- [Exercise brief] Check each line of the listing below for the string "печати", and copy the ones that have it.

- [Task input]
<<<<

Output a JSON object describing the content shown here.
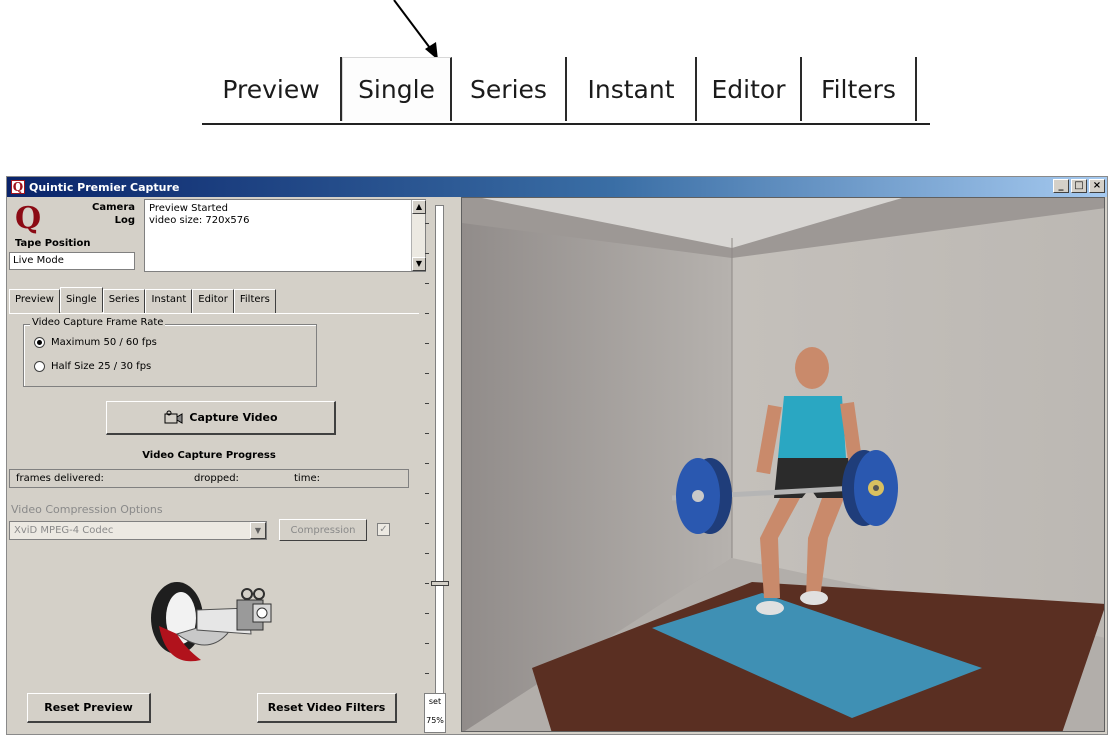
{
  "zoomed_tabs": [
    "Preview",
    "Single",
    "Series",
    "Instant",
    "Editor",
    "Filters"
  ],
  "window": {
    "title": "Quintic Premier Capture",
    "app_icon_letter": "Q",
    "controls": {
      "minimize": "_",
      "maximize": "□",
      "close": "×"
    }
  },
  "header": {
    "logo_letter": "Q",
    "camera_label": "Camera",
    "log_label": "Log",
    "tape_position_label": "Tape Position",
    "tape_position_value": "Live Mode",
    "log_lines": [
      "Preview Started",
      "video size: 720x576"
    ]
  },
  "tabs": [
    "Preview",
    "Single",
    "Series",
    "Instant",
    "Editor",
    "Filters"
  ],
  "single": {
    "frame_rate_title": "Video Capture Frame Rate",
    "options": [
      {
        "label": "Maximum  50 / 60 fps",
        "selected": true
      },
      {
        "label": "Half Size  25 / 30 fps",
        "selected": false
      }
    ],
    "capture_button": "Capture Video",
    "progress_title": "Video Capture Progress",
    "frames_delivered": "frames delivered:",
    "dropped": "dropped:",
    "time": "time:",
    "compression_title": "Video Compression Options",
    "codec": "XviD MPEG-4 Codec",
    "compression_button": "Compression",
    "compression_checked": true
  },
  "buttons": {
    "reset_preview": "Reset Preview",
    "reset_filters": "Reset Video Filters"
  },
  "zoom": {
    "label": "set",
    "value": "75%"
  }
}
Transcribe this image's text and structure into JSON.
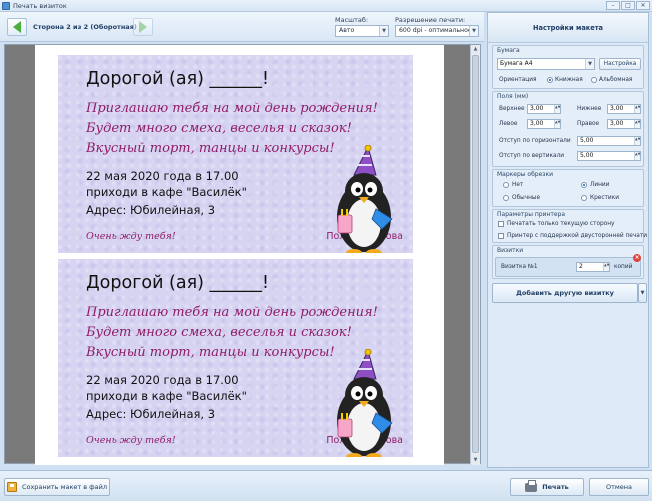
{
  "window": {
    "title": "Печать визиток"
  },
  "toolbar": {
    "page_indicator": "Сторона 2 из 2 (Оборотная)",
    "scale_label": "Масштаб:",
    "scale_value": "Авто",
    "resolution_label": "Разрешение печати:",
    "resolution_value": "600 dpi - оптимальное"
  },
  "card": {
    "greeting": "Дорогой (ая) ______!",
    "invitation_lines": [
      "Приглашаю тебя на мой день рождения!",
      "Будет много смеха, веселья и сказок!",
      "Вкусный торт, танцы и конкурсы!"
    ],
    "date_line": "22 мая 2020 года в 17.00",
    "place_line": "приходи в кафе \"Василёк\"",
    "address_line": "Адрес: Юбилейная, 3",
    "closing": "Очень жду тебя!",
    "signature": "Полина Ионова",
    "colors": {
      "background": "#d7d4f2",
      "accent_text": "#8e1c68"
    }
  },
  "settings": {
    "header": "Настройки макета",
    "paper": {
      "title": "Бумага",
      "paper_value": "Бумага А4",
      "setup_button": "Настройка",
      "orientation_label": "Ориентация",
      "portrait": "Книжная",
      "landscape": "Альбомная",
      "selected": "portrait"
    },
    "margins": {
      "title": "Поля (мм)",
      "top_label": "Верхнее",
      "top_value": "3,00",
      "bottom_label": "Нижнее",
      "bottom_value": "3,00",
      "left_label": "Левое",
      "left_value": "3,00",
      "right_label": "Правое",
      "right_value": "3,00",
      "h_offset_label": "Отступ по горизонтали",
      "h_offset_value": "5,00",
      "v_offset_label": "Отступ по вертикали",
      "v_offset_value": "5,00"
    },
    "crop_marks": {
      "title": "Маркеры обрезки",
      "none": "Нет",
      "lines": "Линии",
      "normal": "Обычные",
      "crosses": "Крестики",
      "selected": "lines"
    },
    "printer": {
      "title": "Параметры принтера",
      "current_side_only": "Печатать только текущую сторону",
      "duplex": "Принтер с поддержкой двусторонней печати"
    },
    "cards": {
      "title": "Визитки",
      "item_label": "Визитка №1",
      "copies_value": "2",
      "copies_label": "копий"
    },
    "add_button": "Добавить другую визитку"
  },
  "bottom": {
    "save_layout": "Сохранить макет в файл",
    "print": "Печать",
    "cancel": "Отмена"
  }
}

>>>>

- [The result]
    "resolution_label": "Разрешение печати:",
      "duplex": "Принтер с поддержкой двусторонней печати"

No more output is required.